WORK INSTRUCTIONS: Go through the listing and return every line with "датчика" in it.

Records from a data collection
______
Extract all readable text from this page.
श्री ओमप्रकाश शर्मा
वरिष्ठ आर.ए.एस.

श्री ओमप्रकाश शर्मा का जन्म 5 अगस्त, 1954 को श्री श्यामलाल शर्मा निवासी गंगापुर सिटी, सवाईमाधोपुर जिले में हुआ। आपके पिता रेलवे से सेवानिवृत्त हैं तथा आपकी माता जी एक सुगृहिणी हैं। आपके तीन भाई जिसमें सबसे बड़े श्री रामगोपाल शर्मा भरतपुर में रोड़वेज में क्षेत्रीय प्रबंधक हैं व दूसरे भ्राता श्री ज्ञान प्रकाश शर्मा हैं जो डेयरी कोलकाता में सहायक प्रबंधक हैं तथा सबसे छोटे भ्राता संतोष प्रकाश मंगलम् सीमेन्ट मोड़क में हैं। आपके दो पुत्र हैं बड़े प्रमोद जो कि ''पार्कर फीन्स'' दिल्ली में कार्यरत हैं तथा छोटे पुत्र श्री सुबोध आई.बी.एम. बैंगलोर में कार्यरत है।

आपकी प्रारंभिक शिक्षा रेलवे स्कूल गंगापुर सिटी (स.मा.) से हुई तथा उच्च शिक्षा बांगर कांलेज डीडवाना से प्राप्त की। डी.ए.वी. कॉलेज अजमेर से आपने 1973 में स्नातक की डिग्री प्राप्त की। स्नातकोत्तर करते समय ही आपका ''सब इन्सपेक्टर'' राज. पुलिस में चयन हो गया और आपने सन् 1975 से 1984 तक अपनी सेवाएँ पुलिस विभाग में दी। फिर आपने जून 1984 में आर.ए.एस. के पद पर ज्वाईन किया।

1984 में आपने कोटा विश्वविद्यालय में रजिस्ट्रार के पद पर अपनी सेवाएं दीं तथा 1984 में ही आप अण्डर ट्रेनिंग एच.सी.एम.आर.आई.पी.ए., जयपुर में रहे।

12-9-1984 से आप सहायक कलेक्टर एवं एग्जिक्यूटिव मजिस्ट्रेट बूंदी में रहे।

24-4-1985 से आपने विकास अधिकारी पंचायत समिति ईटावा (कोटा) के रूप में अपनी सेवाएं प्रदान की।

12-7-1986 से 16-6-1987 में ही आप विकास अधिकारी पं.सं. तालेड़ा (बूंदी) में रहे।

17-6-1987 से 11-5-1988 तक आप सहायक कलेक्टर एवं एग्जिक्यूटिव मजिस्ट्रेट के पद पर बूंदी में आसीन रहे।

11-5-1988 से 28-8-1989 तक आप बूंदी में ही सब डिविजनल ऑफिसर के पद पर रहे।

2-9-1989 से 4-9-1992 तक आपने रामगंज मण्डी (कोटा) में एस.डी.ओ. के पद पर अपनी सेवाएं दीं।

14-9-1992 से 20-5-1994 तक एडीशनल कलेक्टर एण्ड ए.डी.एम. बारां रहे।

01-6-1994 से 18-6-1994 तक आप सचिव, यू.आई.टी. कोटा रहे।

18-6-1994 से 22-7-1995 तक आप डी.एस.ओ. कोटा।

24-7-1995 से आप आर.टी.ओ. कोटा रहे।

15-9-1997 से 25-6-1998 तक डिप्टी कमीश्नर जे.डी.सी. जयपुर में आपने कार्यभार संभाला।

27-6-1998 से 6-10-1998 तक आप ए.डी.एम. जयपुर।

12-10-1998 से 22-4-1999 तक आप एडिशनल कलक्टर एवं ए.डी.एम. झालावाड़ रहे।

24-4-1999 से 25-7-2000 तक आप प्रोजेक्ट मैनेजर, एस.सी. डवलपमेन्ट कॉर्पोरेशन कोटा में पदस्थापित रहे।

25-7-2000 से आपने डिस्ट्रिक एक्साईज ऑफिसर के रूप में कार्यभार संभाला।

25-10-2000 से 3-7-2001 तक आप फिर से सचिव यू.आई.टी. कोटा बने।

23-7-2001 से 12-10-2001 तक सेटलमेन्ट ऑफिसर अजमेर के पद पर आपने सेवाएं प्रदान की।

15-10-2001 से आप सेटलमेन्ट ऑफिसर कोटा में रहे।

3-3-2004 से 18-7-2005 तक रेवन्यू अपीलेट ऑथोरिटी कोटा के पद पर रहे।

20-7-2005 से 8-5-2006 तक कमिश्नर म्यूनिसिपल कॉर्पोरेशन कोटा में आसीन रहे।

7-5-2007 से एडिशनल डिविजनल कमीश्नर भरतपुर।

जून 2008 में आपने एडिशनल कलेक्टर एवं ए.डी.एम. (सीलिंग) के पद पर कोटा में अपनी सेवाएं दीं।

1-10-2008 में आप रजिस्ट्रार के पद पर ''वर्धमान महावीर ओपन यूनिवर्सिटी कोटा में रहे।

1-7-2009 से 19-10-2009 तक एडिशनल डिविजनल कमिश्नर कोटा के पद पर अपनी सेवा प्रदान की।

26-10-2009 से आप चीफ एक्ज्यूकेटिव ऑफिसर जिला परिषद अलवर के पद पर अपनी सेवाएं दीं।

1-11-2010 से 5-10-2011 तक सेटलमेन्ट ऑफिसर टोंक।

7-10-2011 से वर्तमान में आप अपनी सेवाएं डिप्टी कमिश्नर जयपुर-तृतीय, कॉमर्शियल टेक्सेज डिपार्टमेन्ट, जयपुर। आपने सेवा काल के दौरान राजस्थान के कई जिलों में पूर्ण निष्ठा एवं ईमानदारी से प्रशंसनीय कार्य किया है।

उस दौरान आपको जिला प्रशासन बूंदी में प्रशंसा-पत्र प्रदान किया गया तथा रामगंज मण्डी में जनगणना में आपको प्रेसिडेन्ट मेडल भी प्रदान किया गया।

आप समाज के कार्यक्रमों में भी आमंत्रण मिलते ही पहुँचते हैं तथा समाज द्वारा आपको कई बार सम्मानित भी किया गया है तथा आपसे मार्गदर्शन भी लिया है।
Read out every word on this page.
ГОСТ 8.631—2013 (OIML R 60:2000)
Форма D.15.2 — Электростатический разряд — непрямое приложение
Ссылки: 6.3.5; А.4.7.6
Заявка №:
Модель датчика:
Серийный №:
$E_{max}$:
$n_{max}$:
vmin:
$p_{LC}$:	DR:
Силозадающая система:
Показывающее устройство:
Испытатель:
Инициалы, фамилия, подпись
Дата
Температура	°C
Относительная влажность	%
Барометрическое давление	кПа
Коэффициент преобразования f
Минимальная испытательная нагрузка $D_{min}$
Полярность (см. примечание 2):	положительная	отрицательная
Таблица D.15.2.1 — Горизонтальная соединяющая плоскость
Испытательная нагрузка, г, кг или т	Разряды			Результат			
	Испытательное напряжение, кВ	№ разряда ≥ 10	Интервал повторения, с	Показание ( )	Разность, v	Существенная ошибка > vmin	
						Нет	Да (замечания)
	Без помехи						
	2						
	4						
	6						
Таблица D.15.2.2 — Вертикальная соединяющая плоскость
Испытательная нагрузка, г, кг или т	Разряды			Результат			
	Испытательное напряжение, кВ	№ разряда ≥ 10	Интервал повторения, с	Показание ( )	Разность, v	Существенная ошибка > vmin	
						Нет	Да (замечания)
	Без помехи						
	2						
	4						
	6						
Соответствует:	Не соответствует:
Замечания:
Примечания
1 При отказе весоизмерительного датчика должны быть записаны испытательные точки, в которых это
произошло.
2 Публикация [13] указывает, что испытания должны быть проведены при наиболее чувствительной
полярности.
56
______
TASK ANSWER:
Модель датчика:
1 При отказе весоизмерительного датчика должны быть записаны испытательные точки, в которых это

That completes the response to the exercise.